> [LISTED RECORDS]
----

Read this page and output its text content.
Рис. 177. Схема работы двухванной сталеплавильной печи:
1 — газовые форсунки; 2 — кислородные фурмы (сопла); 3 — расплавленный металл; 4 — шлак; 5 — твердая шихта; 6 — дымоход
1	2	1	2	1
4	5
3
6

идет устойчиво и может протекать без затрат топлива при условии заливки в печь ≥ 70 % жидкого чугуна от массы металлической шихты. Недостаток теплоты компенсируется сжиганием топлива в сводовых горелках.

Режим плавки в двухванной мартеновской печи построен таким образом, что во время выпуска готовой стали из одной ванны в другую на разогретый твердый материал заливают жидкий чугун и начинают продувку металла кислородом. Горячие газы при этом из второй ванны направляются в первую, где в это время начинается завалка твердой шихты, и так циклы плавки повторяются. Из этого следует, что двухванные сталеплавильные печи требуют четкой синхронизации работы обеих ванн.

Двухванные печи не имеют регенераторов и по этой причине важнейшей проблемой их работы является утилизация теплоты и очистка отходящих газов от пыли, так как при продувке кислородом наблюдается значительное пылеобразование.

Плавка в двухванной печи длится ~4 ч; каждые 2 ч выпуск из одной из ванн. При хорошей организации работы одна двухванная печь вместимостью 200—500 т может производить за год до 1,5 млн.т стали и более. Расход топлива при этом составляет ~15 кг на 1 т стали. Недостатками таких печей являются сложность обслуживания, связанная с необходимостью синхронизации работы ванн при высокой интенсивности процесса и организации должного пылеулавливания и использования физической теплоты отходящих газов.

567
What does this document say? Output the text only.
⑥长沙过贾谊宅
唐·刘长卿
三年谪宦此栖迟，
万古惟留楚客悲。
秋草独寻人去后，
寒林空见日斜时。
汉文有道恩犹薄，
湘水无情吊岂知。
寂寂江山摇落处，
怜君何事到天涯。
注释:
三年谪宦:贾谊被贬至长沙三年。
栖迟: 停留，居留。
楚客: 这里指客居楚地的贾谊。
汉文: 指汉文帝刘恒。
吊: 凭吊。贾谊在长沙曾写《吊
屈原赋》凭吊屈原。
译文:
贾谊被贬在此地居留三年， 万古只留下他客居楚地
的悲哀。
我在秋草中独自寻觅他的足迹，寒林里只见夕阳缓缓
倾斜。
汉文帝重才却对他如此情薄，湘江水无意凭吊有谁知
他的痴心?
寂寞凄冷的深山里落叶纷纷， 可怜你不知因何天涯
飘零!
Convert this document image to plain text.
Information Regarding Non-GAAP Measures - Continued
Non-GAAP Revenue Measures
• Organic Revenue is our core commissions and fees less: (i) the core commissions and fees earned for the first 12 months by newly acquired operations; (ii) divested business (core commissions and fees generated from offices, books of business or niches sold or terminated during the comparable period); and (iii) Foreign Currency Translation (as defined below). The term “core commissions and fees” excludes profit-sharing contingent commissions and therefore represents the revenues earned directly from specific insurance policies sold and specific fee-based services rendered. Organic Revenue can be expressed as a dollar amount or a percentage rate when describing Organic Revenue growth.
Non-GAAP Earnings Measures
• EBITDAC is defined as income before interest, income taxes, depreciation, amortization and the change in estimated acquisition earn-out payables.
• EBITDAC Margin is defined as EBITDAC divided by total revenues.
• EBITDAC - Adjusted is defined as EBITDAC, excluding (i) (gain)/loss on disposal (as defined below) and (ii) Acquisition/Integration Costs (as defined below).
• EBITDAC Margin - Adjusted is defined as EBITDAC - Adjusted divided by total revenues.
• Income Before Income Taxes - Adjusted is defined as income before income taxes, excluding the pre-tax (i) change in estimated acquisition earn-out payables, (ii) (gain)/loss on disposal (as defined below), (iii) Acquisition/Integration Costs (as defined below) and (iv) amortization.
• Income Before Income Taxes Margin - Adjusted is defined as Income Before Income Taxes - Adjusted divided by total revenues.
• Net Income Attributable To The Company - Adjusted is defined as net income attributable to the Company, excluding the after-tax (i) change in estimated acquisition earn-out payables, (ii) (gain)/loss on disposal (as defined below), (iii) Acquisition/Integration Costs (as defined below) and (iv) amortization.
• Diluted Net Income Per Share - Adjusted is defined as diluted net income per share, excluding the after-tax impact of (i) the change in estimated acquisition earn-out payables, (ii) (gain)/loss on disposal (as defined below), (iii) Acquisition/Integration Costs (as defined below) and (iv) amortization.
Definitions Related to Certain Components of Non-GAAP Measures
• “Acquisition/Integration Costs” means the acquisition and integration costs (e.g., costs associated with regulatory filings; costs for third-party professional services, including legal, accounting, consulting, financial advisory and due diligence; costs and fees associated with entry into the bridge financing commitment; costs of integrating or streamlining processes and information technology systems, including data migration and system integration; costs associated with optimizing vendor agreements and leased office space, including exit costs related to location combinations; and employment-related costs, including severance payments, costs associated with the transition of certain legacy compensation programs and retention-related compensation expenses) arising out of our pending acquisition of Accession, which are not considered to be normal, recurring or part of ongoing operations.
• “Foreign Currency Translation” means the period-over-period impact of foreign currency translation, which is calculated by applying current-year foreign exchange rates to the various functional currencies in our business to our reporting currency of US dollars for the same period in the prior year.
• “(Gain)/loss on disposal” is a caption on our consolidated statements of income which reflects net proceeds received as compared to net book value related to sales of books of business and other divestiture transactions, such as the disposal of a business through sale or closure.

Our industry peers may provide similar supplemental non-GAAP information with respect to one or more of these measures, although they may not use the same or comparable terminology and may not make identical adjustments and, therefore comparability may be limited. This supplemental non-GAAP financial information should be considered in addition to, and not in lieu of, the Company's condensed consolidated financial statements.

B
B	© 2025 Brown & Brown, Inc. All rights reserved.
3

----

How many lines in these entries contain the string "period"? State the number and nothing more.

> [FULL SOLUTION] 2